-- START OF Supplied data --

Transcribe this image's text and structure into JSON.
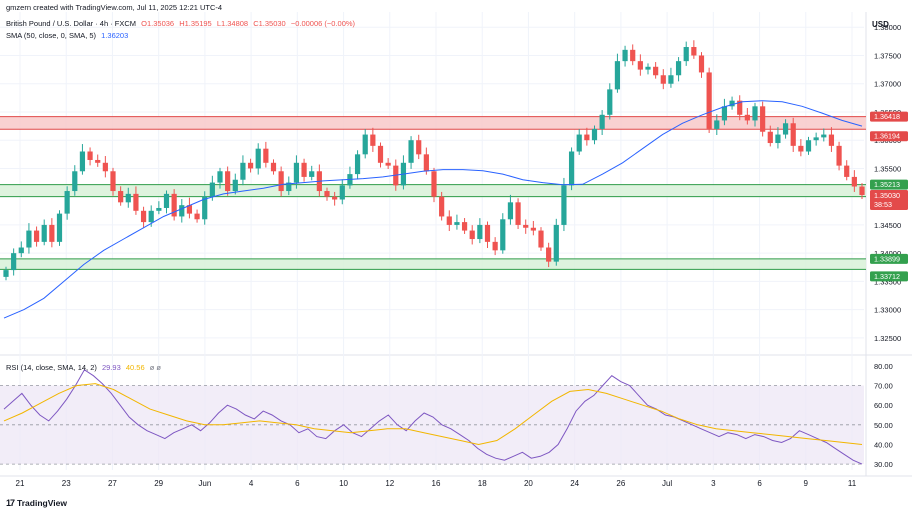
{
  "header": {
    "attribution": "gmzern created with TradingView.com, Jul 11, 2025 12:21 UTC-4",
    "symbol": "British Pound / U.S. Dollar · 4h · FXCM",
    "o": "O1.35036",
    "h": "H1.35195",
    "l": "L1.34808",
    "c": "C1.35030",
    "chg": "−0.00006 (−0.00%)",
    "sma_label": "SMA (50, close, 0, SMA, 5)",
    "sma_value": "1.36203",
    "rsi_label": "RSI (14, close, SMA, 14, 2)",
    "rsi_value": "29.93",
    "rsi_ma_value": "40.56",
    "rsi_extra": "ø ø"
  },
  "currency": "USD",
  "logo": {
    "mark": "17",
    "text": "TradingView"
  },
  "colors": {
    "up": "#26a69a",
    "down": "#ef5350",
    "sma": "#2962ff",
    "rsi": "#7e57c2",
    "rsi_ma": "#f2b600",
    "res_zone": "#f8c9c9",
    "sup_zone": "#d8f1d8"
  },
  "chart_data": [
    {
      "type": "candlestick",
      "title": "British Pound / U.S. Dollar · 4h · FXCM",
      "x_ticks": [
        "21",
        "23",
        "27",
        "29",
        "Jun",
        "4",
        "6",
        "10",
        "12",
        "16",
        "18",
        "20",
        "24",
        "26",
        "Jul",
        "3",
        "6",
        "9",
        "11"
      ],
      "y_ticks": [
        "1.38000",
        "1.37500",
        "1.37000",
        "1.36500",
        "1.36000",
        "1.35500",
        "1.35000",
        "1.34500",
        "1.34000",
        "1.33500",
        "1.33000",
        "1.32500"
      ],
      "ylim": [
        1.3225,
        1.3827
      ],
      "close_path": [
        1.337,
        1.34,
        1.341,
        1.344,
        1.342,
        1.345,
        1.342,
        1.347,
        1.351,
        1.3545,
        1.358,
        1.3565,
        1.356,
        1.3545,
        1.351,
        1.349,
        1.3505,
        1.3475,
        1.3455,
        1.3475,
        1.348,
        1.3505,
        1.3465,
        1.3485,
        1.347,
        1.346,
        1.35,
        1.3525,
        1.3545,
        1.351,
        1.353,
        1.356,
        1.355,
        1.3585,
        1.356,
        1.3545,
        1.351,
        1.3525,
        1.356,
        1.3535,
        1.3545,
        1.351,
        1.35,
        1.3495,
        1.352,
        1.354,
        1.3575,
        1.361,
        1.359,
        1.356,
        1.3555,
        1.352,
        1.356,
        1.36,
        1.3575,
        1.3545,
        1.35,
        1.3465,
        1.345,
        1.3455,
        1.344,
        1.3425,
        1.345,
        1.342,
        1.3405,
        1.346,
        1.349,
        1.345,
        1.3445,
        1.344,
        1.341,
        1.3385,
        1.345,
        1.352,
        1.358,
        1.361,
        1.36,
        1.362,
        1.3645,
        1.369,
        1.374,
        1.376,
        1.374,
        1.3725,
        1.373,
        1.3715,
        1.37,
        1.3715,
        1.374,
        1.3765,
        1.375,
        1.372,
        1.362,
        1.3635,
        1.366,
        1.367,
        1.3645,
        1.3635,
        1.366,
        1.3615,
        1.3595,
        1.361,
        1.363,
        1.359,
        1.358,
        1.36,
        1.3605,
        1.361,
        1.359,
        1.3555,
        1.3535,
        1.3518,
        1.3503
      ],
      "sma_path": [
        1.3285,
        1.33,
        1.332,
        1.335,
        1.338,
        1.3405,
        1.3425,
        1.3445,
        1.3465,
        1.348,
        1.3495,
        1.3505,
        1.351,
        1.3515,
        1.3522,
        1.3525,
        1.3528,
        1.353,
        1.3532,
        1.3535,
        1.354,
        1.3545,
        1.3548,
        1.3548,
        1.3546,
        1.354,
        1.353,
        1.3525,
        1.3521,
        1.3522,
        1.354,
        1.356,
        1.3585,
        1.361,
        1.363,
        1.3645,
        1.3658,
        1.3668,
        1.367,
        1.3668,
        1.366,
        1.3648,
        1.3635,
        1.3625
      ],
      "zones": [
        {
          "label_top": "1.36418",
          "label_bottom": "1.36194",
          "top": 1.36418,
          "bottom": 1.36194,
          "kind": "resistance"
        },
        {
          "label_top": "1.35213",
          "label_bottom": "1.35000",
          "top": 1.35213,
          "bottom": 1.35,
          "kind": "support"
        },
        {
          "label_top": "1.33899",
          "label_bottom": "1.33712",
          "top": 1.33899,
          "bottom": 1.33712,
          "kind": "support"
        }
      ],
      "price_tag": {
        "value": "1.35030",
        "countdown": "38:53"
      }
    },
    {
      "type": "line",
      "title": "RSI (14, close, SMA, 14, 2)",
      "y_ticks": [
        "80.00",
        "70.00",
        "60.00",
        "50.00",
        "40.00",
        "30.00"
      ],
      "ylim": [
        27,
        83
      ],
      "band": [
        30,
        70
      ],
      "rsi": [
        58,
        62,
        66,
        60,
        55,
        52,
        57,
        63,
        70,
        78,
        75,
        71,
        66,
        60,
        54,
        50,
        47,
        45,
        43,
        46,
        48,
        50,
        47,
        51,
        56,
        60,
        58,
        55,
        53,
        57,
        55,
        52,
        50,
        46,
        48,
        44,
        43,
        47,
        50,
        46,
        44,
        48,
        52,
        55,
        50,
        47,
        52,
        56,
        54,
        50,
        48,
        45,
        42,
        38,
        35,
        33,
        32,
        34,
        36,
        33,
        34,
        36,
        40,
        48,
        57,
        62,
        65,
        70,
        75,
        72,
        70,
        65,
        60,
        58,
        55,
        54,
        52,
        50,
        48,
        46,
        44,
        46,
        45,
        43,
        45,
        44,
        42,
        41,
        43,
        47,
        45,
        43,
        41,
        38,
        35,
        32,
        30
      ],
      "rsi_ma": [
        52,
        56,
        61,
        66,
        70,
        71,
        68,
        63,
        58,
        55,
        52,
        50,
        50,
        51,
        52,
        51,
        50,
        48,
        47,
        46,
        47,
        48,
        48,
        46,
        44,
        42,
        40,
        42,
        48,
        55,
        62,
        67,
        68,
        66,
        63,
        60,
        57,
        53,
        50,
        48,
        47,
        46,
        45,
        44,
        43,
        42,
        41,
        40
      ]
    }
  ]
}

-- END OF Supplied data --

Find every line that includes the string "TradingView". Report how many there are and nothing else.

2